Search the material for "нормативно" and show all lines that contain it.

• DATASET:
* * *

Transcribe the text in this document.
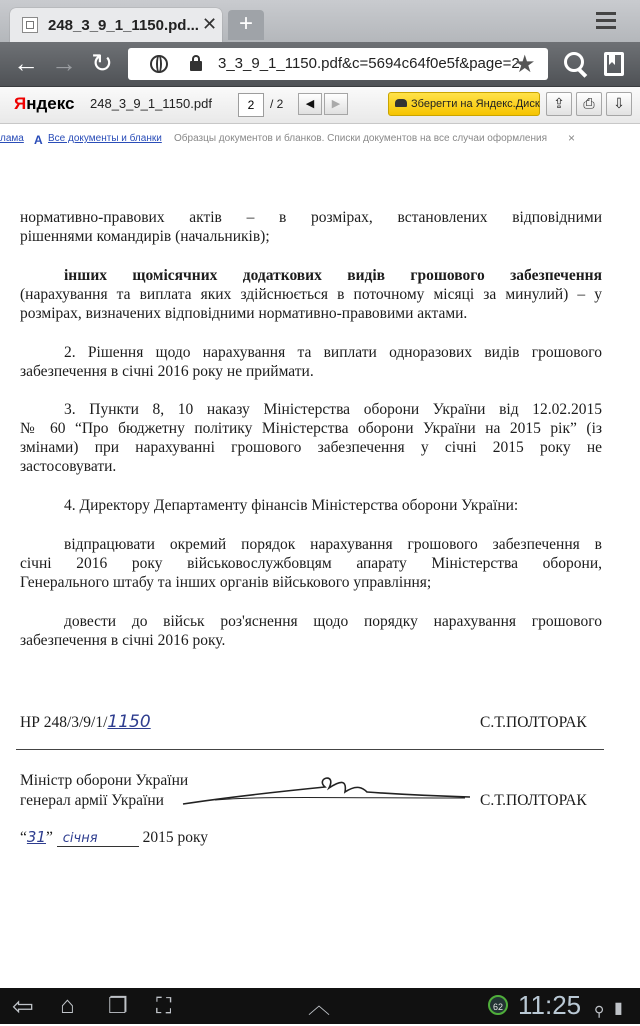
248_3_9_1_1150.pd... ✕ +
← → ↻	3_3_9_1_1150.pdf&c=5694c64f0e5f&page=2
★
Яндекс 248_3_9_1_1150.pdf	2	/ 2	◀	▶	Зберегти на Яндекс.Диск ⇪	⎙	⇩
лама A Все документы и бланки Образцы документов и бланков. Списки документов на все случаи оформления ×
нормативно-правових актів – в розмірах, встановлених відповідними
рішеннями командирів (начальників);
інших щомісячних додаткових видів грошового забезпечення
(нарахування та виплата яких здійснюється в поточному місяці за минулий) – у
розмірах, визначених відповідними нормативно-правовими актами.
2. Рішення щодо нарахування та виплати одноразових видів грошового
забезпечення в січні 2016 року не приймати.
3. Пункти 8, 10 наказу Міністерства оборони України від 12.02.2015
№ 60 “Про бюджетну політику Міністерства оборони України на 2015 рік” (із
змінами) при нарахуванні грошового забезпечення у січні 2015 року не
застосовувати.
4. Директору Департаменту фінансів Міністерства оборони України:
відпрацювати окремий порядок нарахування грошового забезпечення в
січні 2016 року військовослужбовцям апарату Міністерства оборони,
Генерального штабу та інших органів військового управління;
довести до військ роз'яснення щодо порядку нарахування грошового
забезпечення в січні 2016 року.
НР 248/3/9/1/1150	С.Т.ПОЛТОРАК
Міністр оборони України
генерал армії України	С.Т.ПОЛТОРАК
“31” січня	2015 року
⇦ ⌂ ❐ ⛶	︿	62 11:25 ⚲ ▮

* * *

• CORRECT RESPONSE:
нормативно-правових актів – в розмірах, встановлених відповідними
розмірах, визначених відповідними нормативно-правовими актами.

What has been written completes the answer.